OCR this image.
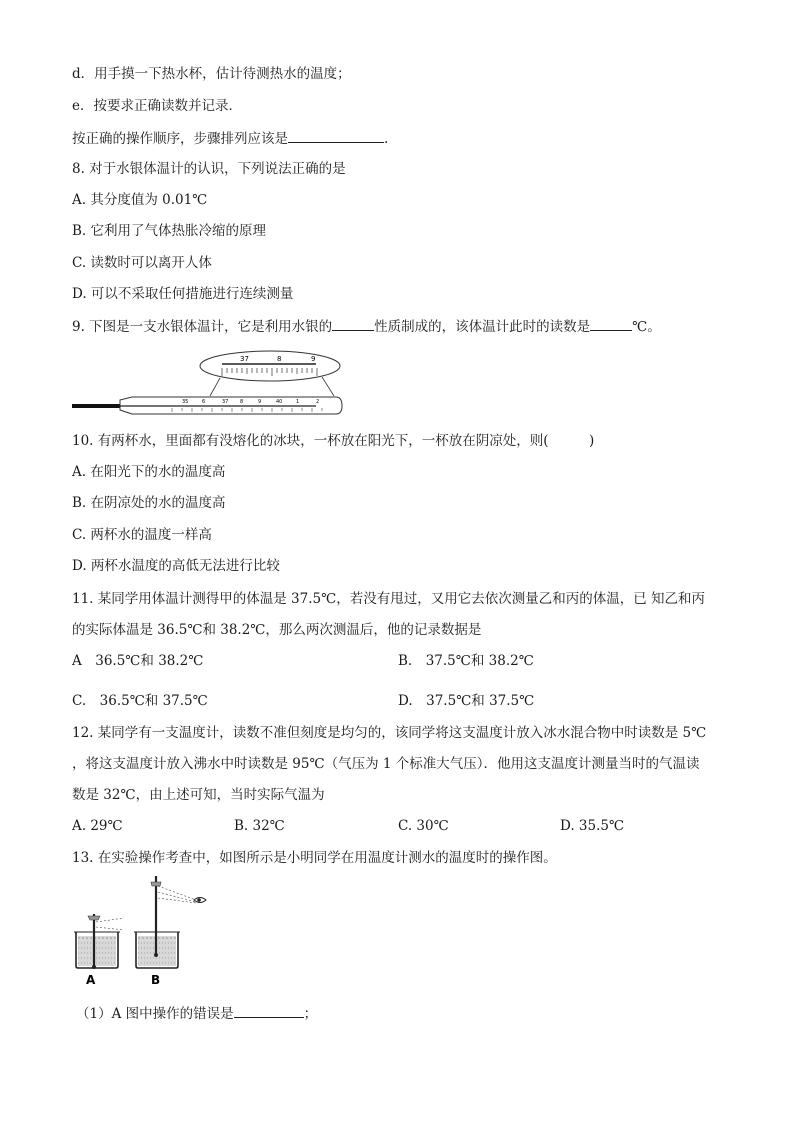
d．用手摸一下热水杯，估计待测热水的温度；
e．按要求正确读数并记录．
按正确的操作顺序，步骤排列应该是	.
8. 对于水银体温计的认识，下列说法正确的是
A. 其分度值为 0.01℃
B. 它利用了气体热胀冷缩的原理
C. 读数时可以离开人体
D. 可以不采取任何措施进行连续测量
9. 下图是一支水银体温计，它是利用水银的	性质制成的，该体温计此时的读数是	℃。
37	8	9
35	6	37 8	9	40	1	2
10. 有两杯水，里面都有没熔化的冰块，一杯放在阳光下，一杯放在阴凉处，则(　　　)
A. 在阳光下的水的温度高
B. 在阴凉处的水的温度高
C. 两杯水的温度一样高
D. 两杯水温度的高低无法进行比较
11. 某同学用体温计测得甲的体温是 37.5℃，若没有甩过，又用它去依次测量乙和丙的体温，已 知乙和丙
的实际体温是 36.5℃和 38.2℃，那么两次测温后，他的记录数据是
A　36.5℃和 38.2℃	B.　37.5℃和 38.2℃
C.　36.5℃和 37.5℃	D.　37.5℃和 37.5℃
12. 某同学有一支温度计，读数不准但刻度是均匀的，该同学将这支温度计放入冰水混合物中时读数是 5℃
，将这支温度计放入沸水中时读数是 95℃（气压为 1 个标准大气压）．他用这支温度计测量当时的气温读
数是 32℃，由上述可知，当时实际气温为
A. 29℃	B. 32℃	C. 30℃	D. 35.5℃
13. 在实验操作考查中，如图所示是小明同学在用温度计测水的温度时的操作图。
A	B
（1）A 图中操作的错误是	；
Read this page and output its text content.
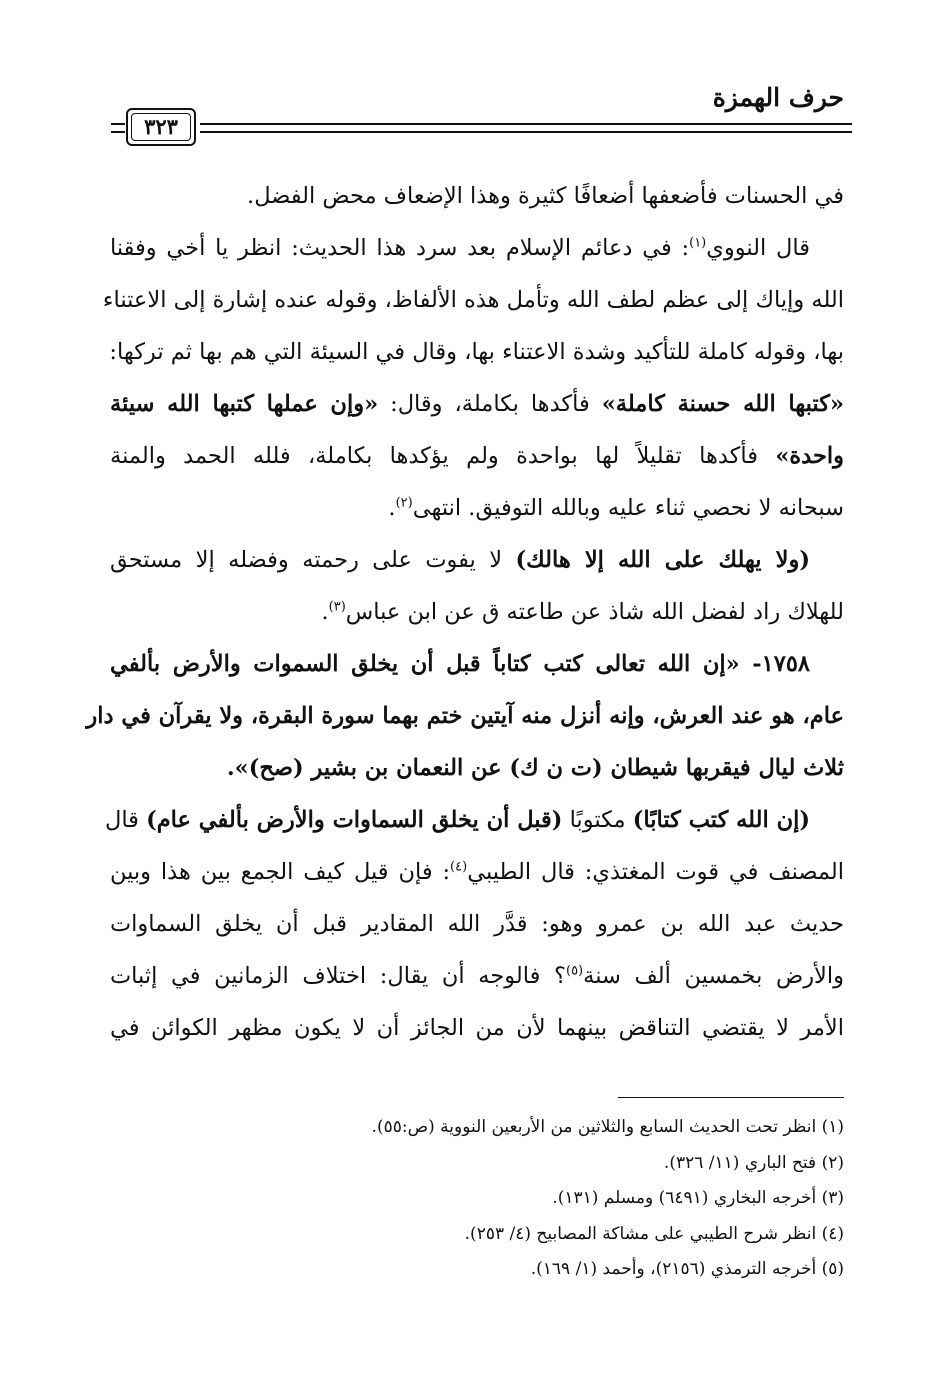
حرف الهمزة
٣٢٣
في الحسنات فأضعفها أضعافًا كثيرة وهذا الإضعاف محض الفضل.
قال النووي$^{(١)}$: في دعائم الإسلام بعد سرد هذا الحديث: انظر يا أخي وفقنا
الله وإياك إلى عظم لطف الله وتأمل هذه الألفاظ، وقوله عنده إشارة إلى الاعتناء
بها، وقوله كاملة للتأكيد وشدة الاعتناء بها، وقال في السيئة التي هم بها ثم تركها:
«كتبها الله حسنة كاملة» فأكدها بكاملة، وقال: «وإن عملها كتبها الله سيئة
واحدة» فأكدها تقليلاً لها بواحدة ولم يؤكدها بكاملة، فلله الحمد والمنة
سبحانه لا نحصي ثناء عليه وبالله التوفيق. انتهى$^{(٢)}$.
(ولا يهلك على الله إلا هالك) لا يفوت على رحمته وفضله إلا مستحق
للهلاك راد لفضل الله شاذ عن طاعته ق عن ابن عباس$^{(٣)}$.
١٧٥٨- «إن الله تعالى كتب كتاباً قبل أن يخلق السموات والأرض بألفي
عام، هو عند العرش، وإنه أنزل منه آيتين ختم بهما سورة البقرة، ولا يقرآن في دار
ثلاث ليال فيقربها شيطان (ت ن ك) عن النعمان بن بشير (صح)».
(إن الله كتب كتابًا) مكتوبًا (قبل أن يخلق السماوات والأرض بألفي عام) قال
المصنف في قوت المغتذي: قال الطيبي$^{(٤)}$: فإن قيل كيف الجمع بين هذا وبين
حديث عبد الله بن عمرو وهو: قدَّر الله المقادير قبل أن يخلق السماوات
والأرض بخمسين ألف سنة$^{(٥)}$؟ فالوجه أن يقال: اختلاف الزمانين في إثبات
الأمر لا يقتضي التناقض بينهما لأن من الجائز أن لا يكون مظهر الكوائن في
(١) انظر تحت الحديث السابع والثلاثين من الأربعين النووية (ص:٥٥).
(٢) فتح الباري (١١/ ٣٢٦).
(٣) أخرجه البخاري (٦٤٩١) ومسلم (١٣١).
(٤) انظر شرح الطيبي على مشاكة المصابيح (٤/ ٢٥٣).
(٥) أخرجه الترمذي (٢١٥٦)، وأحمد (١/ ١٦٩).
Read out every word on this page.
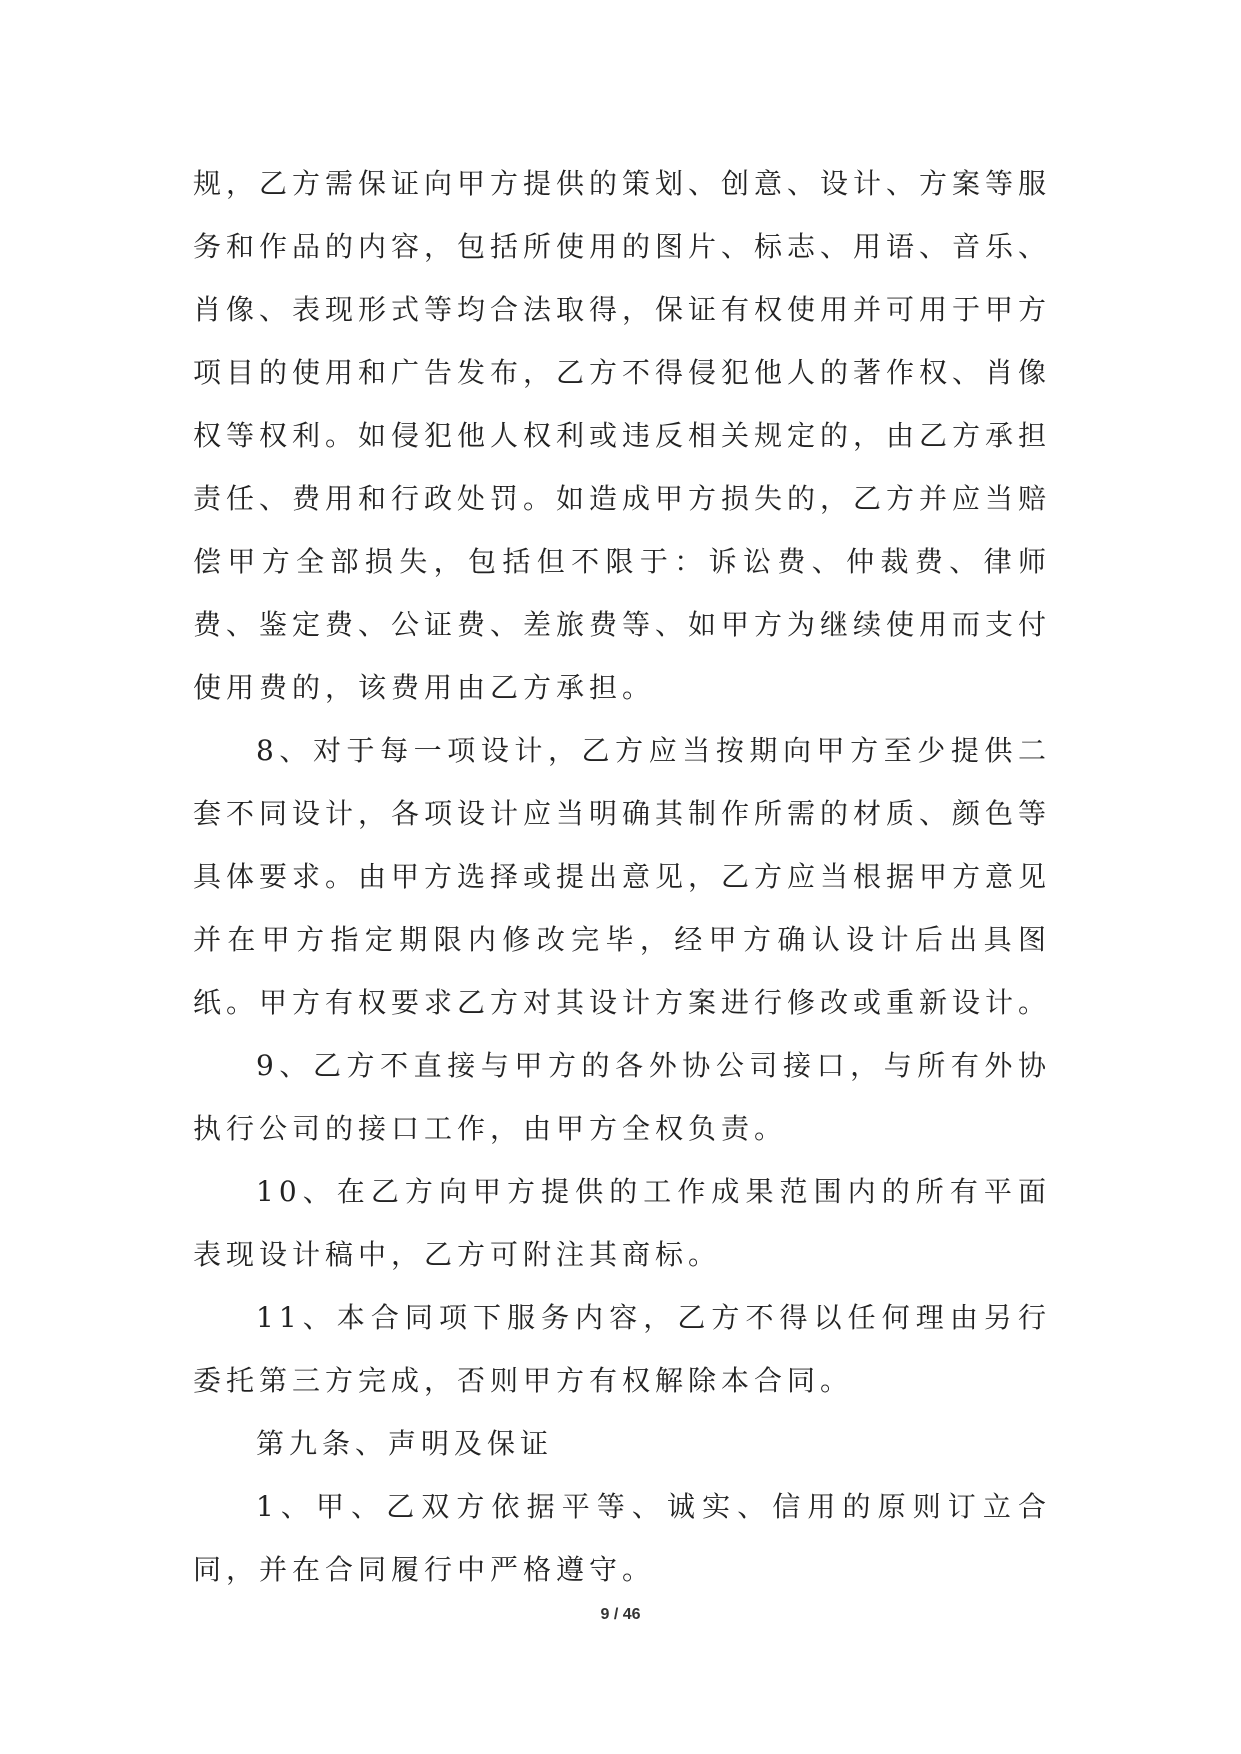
规，乙方需保证向甲方提供的策划、创意、设计、方案等服务和作品的内容，包括所使用的图片、标志、用语、音乐、肖像、表现形式等均合法取得，保证有权使用并可用于甲方项目的使用和广告发布，乙方不得侵犯他人的著作权、肖像权等权利。如侵犯他人权利或违反相关规定的，由乙方承担责任、费用和行政处罚。如造成甲方损失的，乙方并应当赔偿甲方全部损失，包括但不限于：诉讼费、仲裁费、律师费、鉴定费、公证费、差旅费等、如甲方为继续使用而支付使用费的，该费用由乙方承担。

8、对于每一项设计，乙方应当按期向甲方至少提供二套不同设计，各项设计应当明确其制作所需的材质、颜色等具体要求。由甲方选择或提出意见，乙方应当根据甲方意见并在甲方指定期限内修改完毕，经甲方确认设计后出具图纸。甲方有权要求乙方对其设计方案进行修改或重新设计。

9、乙方不直接与甲方的各外协公司接口，与所有外协执行公司的接口工作，由甲方全权负责。

10、在乙方向甲方提供的工作成果范围内的所有平面表现设计稿中，乙方可附注其商标。

11、本合同项下服务内容，乙方不得以任何理由另行委托第三方完成，否则甲方有权解除本合同。

第九条、声明及保证

1、甲、乙双方依据平等、诚实、信用的原则订立合同，并在合同履行中严格遵守。

9 / 46
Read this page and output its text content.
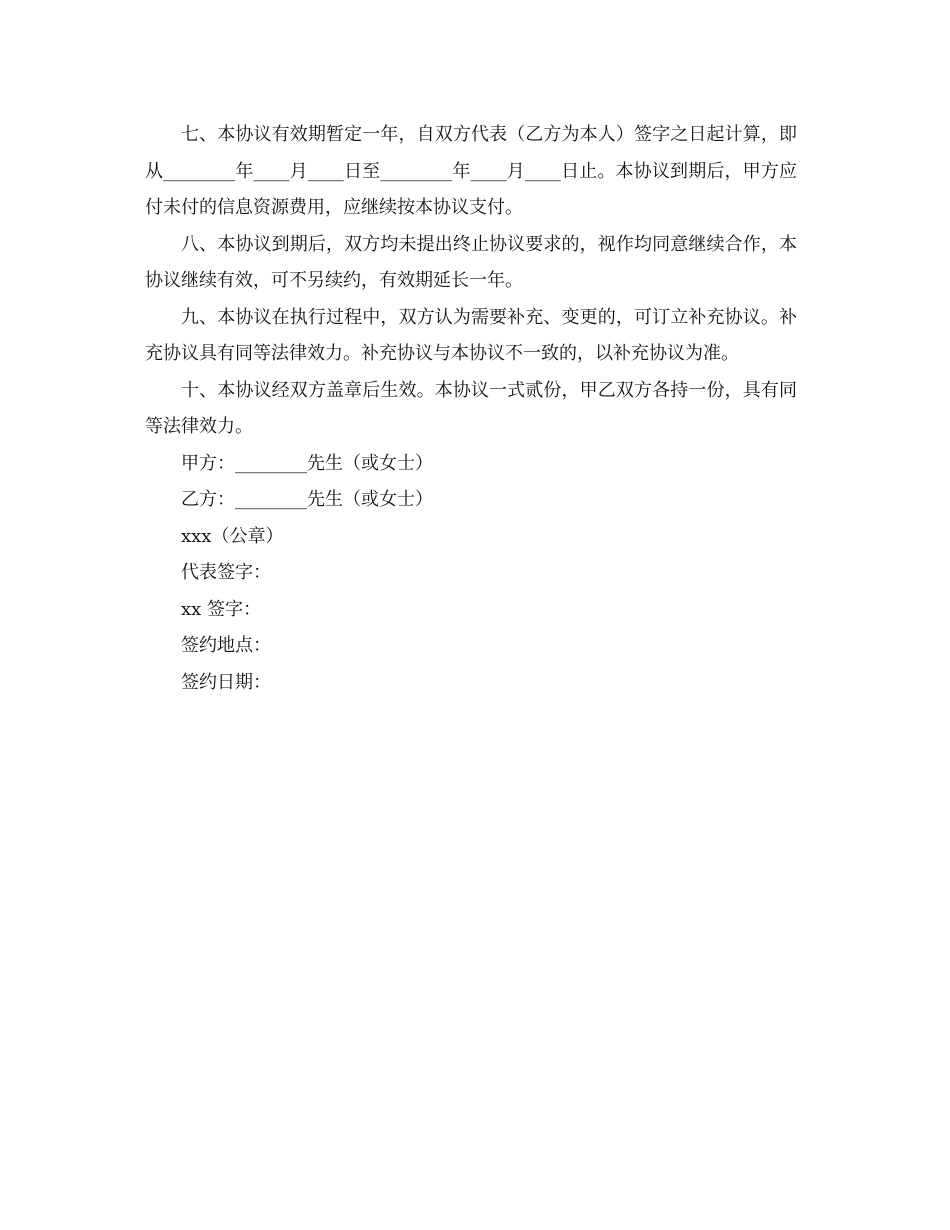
七、本协议有效期暂定一年，自双方代表（乙方为本人）签字之日起计算，即从________年____月____日至________年____月____日止。本协议到期后，甲方应付未付的信息资源费用，应继续按本协议支付。

八、本协议到期后，双方均未提出终止协议要求的，视作均同意继续合作，本协议继续有效，可不另续约，有效期延长一年。

九、本协议在执行过程中，双方认为需要补充、变更的，可订立补充协议。补充协议具有同等法律效力。补充协议与本协议不一致的，以补充协议为准。

十、本协议经双方盖章后生效。本协议一式贰份，甲乙双方各持一份，具有同等法律效力。

甲方：________先生（或女士）
乙方：________先生（或女士）
xxx（公章）
代表签字：
xx 签字：
签约地点：
签约日期：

........

Aim: Without the pictures, reproduce every line of the records above exactly.

Worked answer:
OCR this image.
d．用手摸一下热水杯，估计待测热水的温度；
e．按要求正确读数并记录．
按正确的操作顺序，步骤排列应该是	.
8. 对于水银体温计的认识，下列说法正确的是
A. 其分度值为 0.01℃
B. 它利用了气体热胀冷缩的原理
C. 读数时可以离开人体
D. 可以不采取任何措施进行连续测量
9. 下图是一支水银体温计，它是利用水银的	性质制成的，该体温计此时的读数是	℃。
37	8	9
35	6	37 8	9	40	1	2
10. 有两杯水，里面都有没熔化的冰块，一杯放在阳光下，一杯放在阴凉处，则(　　　)
A. 在阳光下的水的温度高
B. 在阴凉处的水的温度高
C. 两杯水的温度一样高
D. 两杯水温度的高低无法进行比较
11. 某同学用体温计测得甲的体温是 37.5℃，若没有甩过，又用它去依次测量乙和丙的体温，已 知乙和丙
的实际体温是 36.5℃和 38.2℃，那么两次测温后，他的记录数据是
A　36.5℃和 38.2℃	B.　37.5℃和 38.2℃
C.　36.5℃和 37.5℃	D.　37.5℃和 37.5℃
12. 某同学有一支温度计，读数不准但刻度是均匀的，该同学将这支温度计放入冰水混合物中时读数是 5℃
，将这支温度计放入沸水中时读数是 95℃（气压为 1 个标准大气压）．他用这支温度计测量当时的气温读
数是 32℃，由上述可知，当时实际气温为
A. 29℃	B. 32℃	C. 30℃	D. 35.5℃
13. 在实验操作考查中，如图所示是小明同学在用温度计测水的温度时的操作图。
A	B
（1）A 图中操作的错误是	；
Read this page and output its text content.
حرف الهمزة
٣٢٣
في الحسنات فأضعفها أضعافًا كثيرة وهذا الإضعاف محض الفضل.
قال النووي$^{(١)}$: في دعائم الإسلام بعد سرد هذا الحديث: انظر يا أخي وفقنا
الله وإياك إلى عظم لطف الله وتأمل هذه الألفاظ، وقوله عنده إشارة إلى الاعتناء
بها، وقوله كاملة للتأكيد وشدة الاعتناء بها، وقال في السيئة التي هم بها ثم تركها:
«كتبها الله حسنة كاملة» فأكدها بكاملة، وقال: «وإن عملها كتبها الله سيئة
واحدة» فأكدها تقليلاً لها بواحدة ولم يؤكدها بكاملة، فلله الحمد والمنة
سبحانه لا نحصي ثناء عليه وبالله التوفيق. انتهى$^{(٢)}$.
(ولا يهلك على الله إلا هالك) لا يفوت على رحمته وفضله إلا مستحق
للهلاك راد لفضل الله شاذ عن طاعته ق عن ابن عباس$^{(٣)}$.
١٧٥٨- «إن الله تعالى كتب كتاباً قبل أن يخلق السموات والأرض بألفي
عام، هو عند العرش، وإنه أنزل منه آيتين ختم بهما سورة البقرة، ولا يقرآن في دار
ثلاث ليال فيقربها شيطان (ت ن ك) عن النعمان بن بشير (صح)».
(إن الله كتب كتابًا) مكتوبًا (قبل أن يخلق السماوات والأرض بألفي عام) قال
المصنف في قوت المغتذي: قال الطيبي$^{(٤)}$: فإن قيل كيف الجمع بين هذا وبين
حديث عبد الله بن عمرو وهو: قدَّر الله المقادير قبل أن يخلق السماوات
والأرض بخمسين ألف سنة$^{(٥)}$؟ فالوجه أن يقال: اختلاف الزمانين في إثبات
الأمر لا يقتضي التناقض بينهما لأن من الجائز أن لا يكون مظهر الكوائن في
(١) انظر تحت الحديث السابع والثلاثين من الأربعين النووية (ص:٥٥).
(٢) فتح الباري (١١/ ٣٢٦).
(٣) أخرجه البخاري (٦٤٩١) ومسلم (١٣١).
(٤) انظر شرح الطيبي على مشاكة المصابيح (٤/ ٢٥٣).
(٥) أخرجه الترمذي (٢١٥٦)، وأحمد (١/ ١٦٩).
Read out every word on this page.
规，乙方需保证向甲方提供的策划、创意、设计、方案等服务和作品的内容，包括所使用的图片、标志、用语、音乐、肖像、表现形式等均合法取得，保证有权使用并可用于甲方项目的使用和广告发布，乙方不得侵犯他人的著作权、肖像权等权利。如侵犯他人权利或违反相关规定的，由乙方承担责任、费用和行政处罚。如造成甲方损失的，乙方并应当赔偿甲方全部损失，包括但不限于：诉讼费、仲裁费、律师费、鉴定费、公证费、差旅费等、如甲方为继续使用而支付使用费的，该费用由乙方承担。

8、对于每一项设计，乙方应当按期向甲方至少提供二套不同设计，各项设计应当明确其制作所需的材质、颜色等具体要求。由甲方选择或提出意见，乙方应当根据甲方意见并在甲方指定期限内修改完毕，经甲方确认设计后出具图纸。甲方有权要求乙方对其设计方案进行修改或重新设计。

9、乙方不直接与甲方的各外协公司接口，与所有外协执行公司的接口工作，由甲方全权负责。

10、在乙方向甲方提供的工作成果范围内的所有平面表现设计稿中，乙方可附注其商标。

11、本合同项下服务内容，乙方不得以任何理由另行委托第三方完成，否则甲方有权解除本合同。

第九条、声明及保证

1、甲、乙双方依据平等、诚实、信用的原则订立合同，并在合同履行中严格遵守。

9 / 46
Read this page and output its text content.
七、本协议有效期暂定一年，自双方代表（乙方为本人）签字之日起计算，即从________年____月____日至________年____月____日止。本协议到期后，甲方应付未付的信息资源费用，应继续按本协议支付。

八、本协议到期后，双方均未提出终止协议要求的，视作均同意继续合作，本协议继续有效，可不另续约，有效期延长一年。

九、本协议在执行过程中，双方认为需要补充、变更的，可订立补充协议。补充协议具有同等法律效力。补充协议与本协议不一致的，以补充协议为准。

十、本协议经双方盖章后生效。本协议一式贰份，甲乙双方各持一份，具有同等法律效力。

甲方：________先生（或女士）
乙方：________先生（或女士）
xxx（公章）
代表签字：
xx 签字：
签约地点：
签约日期：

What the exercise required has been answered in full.